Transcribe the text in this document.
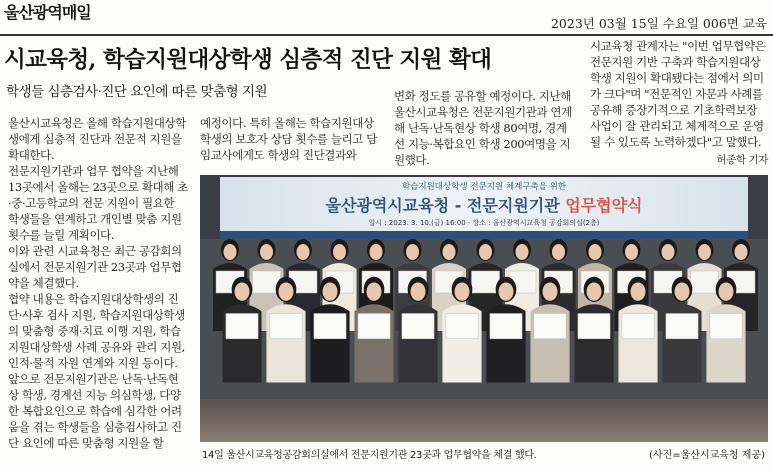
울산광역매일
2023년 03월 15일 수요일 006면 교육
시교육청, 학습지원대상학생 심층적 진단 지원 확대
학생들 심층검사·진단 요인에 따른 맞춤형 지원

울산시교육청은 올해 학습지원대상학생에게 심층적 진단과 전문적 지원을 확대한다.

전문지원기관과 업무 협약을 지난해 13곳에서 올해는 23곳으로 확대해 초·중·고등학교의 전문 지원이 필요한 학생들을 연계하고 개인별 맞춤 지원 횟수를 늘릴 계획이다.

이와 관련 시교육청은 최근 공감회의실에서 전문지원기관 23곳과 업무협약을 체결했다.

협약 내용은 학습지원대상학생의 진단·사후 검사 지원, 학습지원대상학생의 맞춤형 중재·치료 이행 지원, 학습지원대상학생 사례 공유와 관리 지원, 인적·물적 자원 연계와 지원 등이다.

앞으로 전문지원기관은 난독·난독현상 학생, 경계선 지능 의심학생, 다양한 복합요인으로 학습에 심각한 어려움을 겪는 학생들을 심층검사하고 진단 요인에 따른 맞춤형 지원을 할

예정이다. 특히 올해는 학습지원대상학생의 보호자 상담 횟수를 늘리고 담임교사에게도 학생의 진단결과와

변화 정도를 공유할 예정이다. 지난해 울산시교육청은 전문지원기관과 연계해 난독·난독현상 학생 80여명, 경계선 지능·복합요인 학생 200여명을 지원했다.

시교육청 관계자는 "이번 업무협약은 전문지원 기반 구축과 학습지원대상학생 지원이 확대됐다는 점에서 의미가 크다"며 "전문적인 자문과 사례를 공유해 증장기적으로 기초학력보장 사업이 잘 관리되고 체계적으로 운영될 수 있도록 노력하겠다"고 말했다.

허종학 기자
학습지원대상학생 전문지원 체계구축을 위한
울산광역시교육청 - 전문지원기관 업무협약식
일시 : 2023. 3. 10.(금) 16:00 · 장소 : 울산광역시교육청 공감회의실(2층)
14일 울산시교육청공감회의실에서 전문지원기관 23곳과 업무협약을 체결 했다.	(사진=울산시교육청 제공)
==
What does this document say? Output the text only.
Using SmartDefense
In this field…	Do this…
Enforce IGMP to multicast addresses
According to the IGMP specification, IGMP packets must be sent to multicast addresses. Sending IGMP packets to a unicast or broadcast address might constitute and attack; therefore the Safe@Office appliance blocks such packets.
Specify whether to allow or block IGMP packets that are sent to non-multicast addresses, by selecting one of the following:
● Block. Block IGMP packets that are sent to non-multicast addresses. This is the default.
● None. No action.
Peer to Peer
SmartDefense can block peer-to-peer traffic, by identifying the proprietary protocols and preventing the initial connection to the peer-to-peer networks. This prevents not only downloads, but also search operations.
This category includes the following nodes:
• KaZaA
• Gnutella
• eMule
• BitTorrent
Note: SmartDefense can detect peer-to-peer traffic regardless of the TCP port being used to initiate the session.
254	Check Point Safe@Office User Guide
==
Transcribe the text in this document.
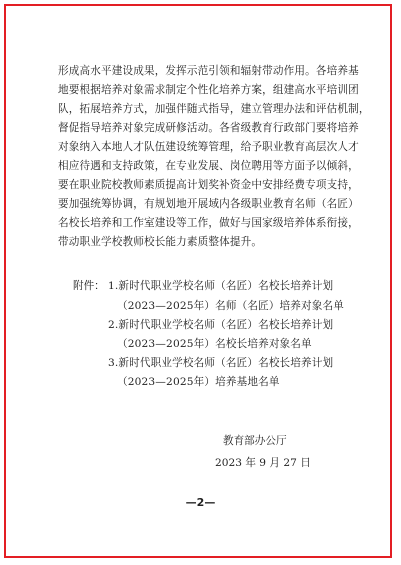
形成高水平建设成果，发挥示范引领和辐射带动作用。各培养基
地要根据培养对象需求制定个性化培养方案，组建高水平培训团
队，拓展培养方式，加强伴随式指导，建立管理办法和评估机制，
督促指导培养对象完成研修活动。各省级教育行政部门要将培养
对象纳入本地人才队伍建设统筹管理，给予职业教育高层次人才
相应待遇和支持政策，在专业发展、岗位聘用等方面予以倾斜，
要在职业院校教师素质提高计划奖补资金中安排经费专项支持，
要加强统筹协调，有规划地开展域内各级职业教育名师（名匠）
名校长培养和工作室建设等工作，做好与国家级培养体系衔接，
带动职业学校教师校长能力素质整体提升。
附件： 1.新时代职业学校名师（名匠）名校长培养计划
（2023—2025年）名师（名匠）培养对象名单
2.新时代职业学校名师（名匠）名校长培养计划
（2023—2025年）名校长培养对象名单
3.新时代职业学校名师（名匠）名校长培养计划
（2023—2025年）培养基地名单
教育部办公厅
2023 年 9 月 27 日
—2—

### [TASK PROMPT]
Copy each line of the listing in which the word "울산시교육청은" can be found.

### [TASK OUTPUT]
울산시교육청은 올해 학습지원대상학생에게 심층적 진단과 전문적 지원을 확대한다.
변화 정도를 공유할 예정이다. 지난해 울산시교육청은 전문지원기관과 연계해 난독·난독현상 학생 80여명, 경계선 지능·복합요인 학생 200여명을 지원했다.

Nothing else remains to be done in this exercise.